**The exercise:**
Pick out all lines of the entries that include the word "rating" and copy them.
>> Start
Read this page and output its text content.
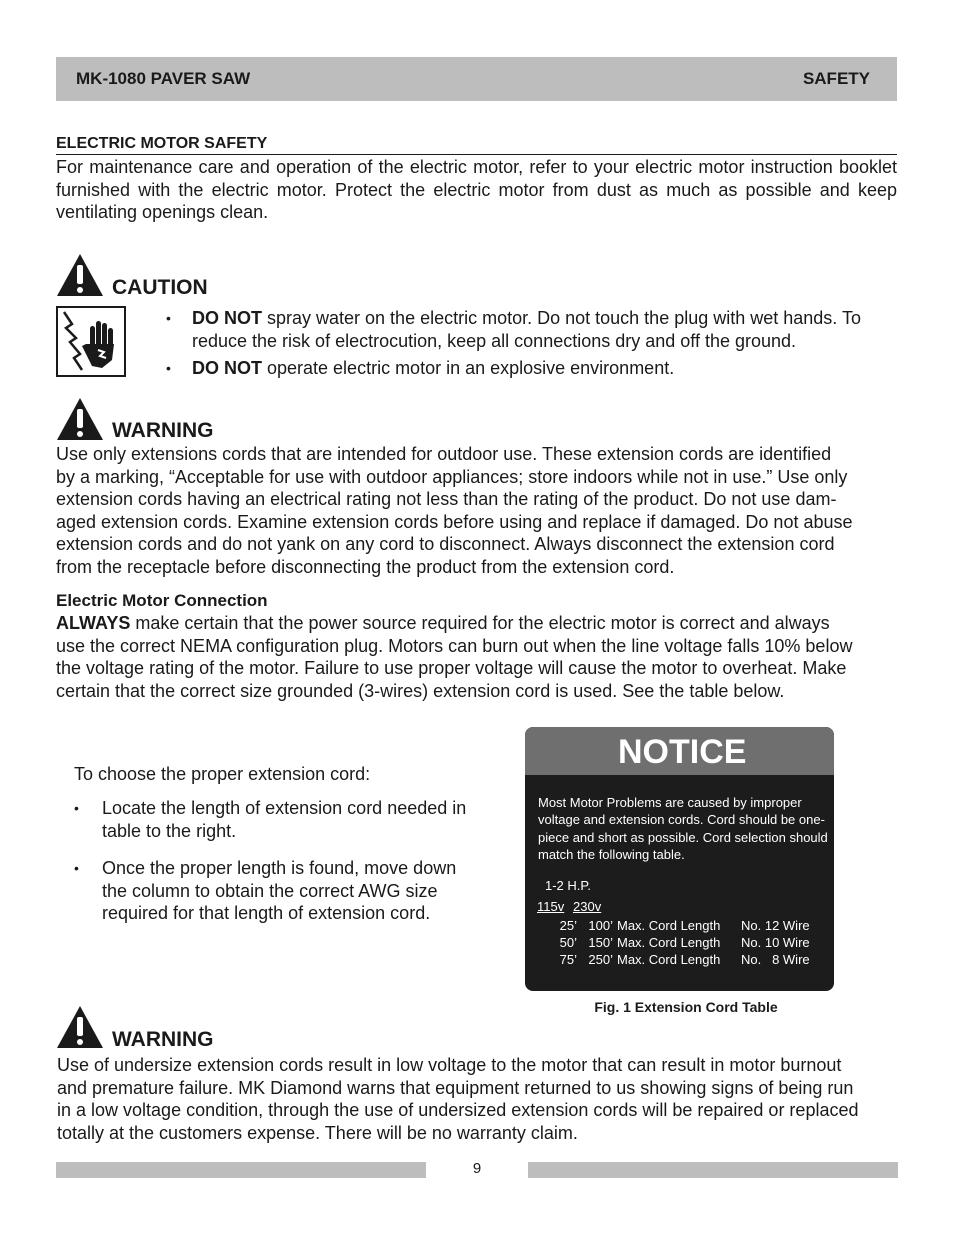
MK-1080 PAVER SAW	SAFETY
ELECTRIC MOTOR SAFETY
For maintenance care and operation of the electric motor, refer to your electric motor instruction booklet furnished with the electric motor. Protect the electric motor from dust as much as possible and keep ventilating openings clean.
CAUTION
• DO NOT spray water on the electric motor. Do not touch the plug with wet hands. To reduce the risk of electrocution, keep all connections dry and off the ground.
• DO NOT operate electric motor in an explosive environment.
WARNING
Use only extensions cords that are intended for outdoor use. These extension cords are identified
by a marking, “Acceptable for use with outdoor appliances; store indoors while not in use.” Use only
extension cords having an electrical rating not less than the rating of the product. Do not use dam-
aged extension cords. Examine extension cords before using and replace if damaged. Do not abuse
extension cords and do not yank on any cord to disconnect. Always disconnect the extension cord
from the receptacle before disconnecting the product from the extension cord.
Electric Motor Connection
ALWAYS make certain that the power source required for the electric motor is correct and always
use the correct NEMA configuration plug. Motors can burn out when the line voltage falls 10% below
the voltage rating of the motor. Failure to use proper voltage will cause the motor to overheat. Make
certain that the correct size grounded (3-wires) extension cord is used. See the table below.
To choose the proper extension cord:
• Locate the length of extension cord needed in table to the right.
• Once the proper length is found, move down the column to obtain the correct AWG size required for that length of extension cord.
NOTICE
Most Motor Problems are caused by improper voltage and extension cords. Cord should be one-piece and short as possible. Cord selection should match the following table.
1-2 H.P.
115v 230v
25’ 100’ Max. Cord Length No. 12 Wire
50’ 150’ Max. Cord Length No. 10 Wire
75’ 250’ Max. Cord Length No.   8 Wire
Fig. 1 Extension Cord Table
WARNING
Use of undersize extension cords result in low voltage to the motor that can result in motor burnout
and premature failure. MK Diamond warns that equipment returned to us showing signs of being run
in a low voltage condition, through the use of undersized extension cords will be repaired or replaced
totally at the customers expense. There will be no warranty claim.
9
>> End
**Result of this task:**
extension cords having an electrical rating not less than the rating of the product. Do not use dam-
the voltage rating of the motor. Failure to use proper voltage will cause the motor to overheat. Make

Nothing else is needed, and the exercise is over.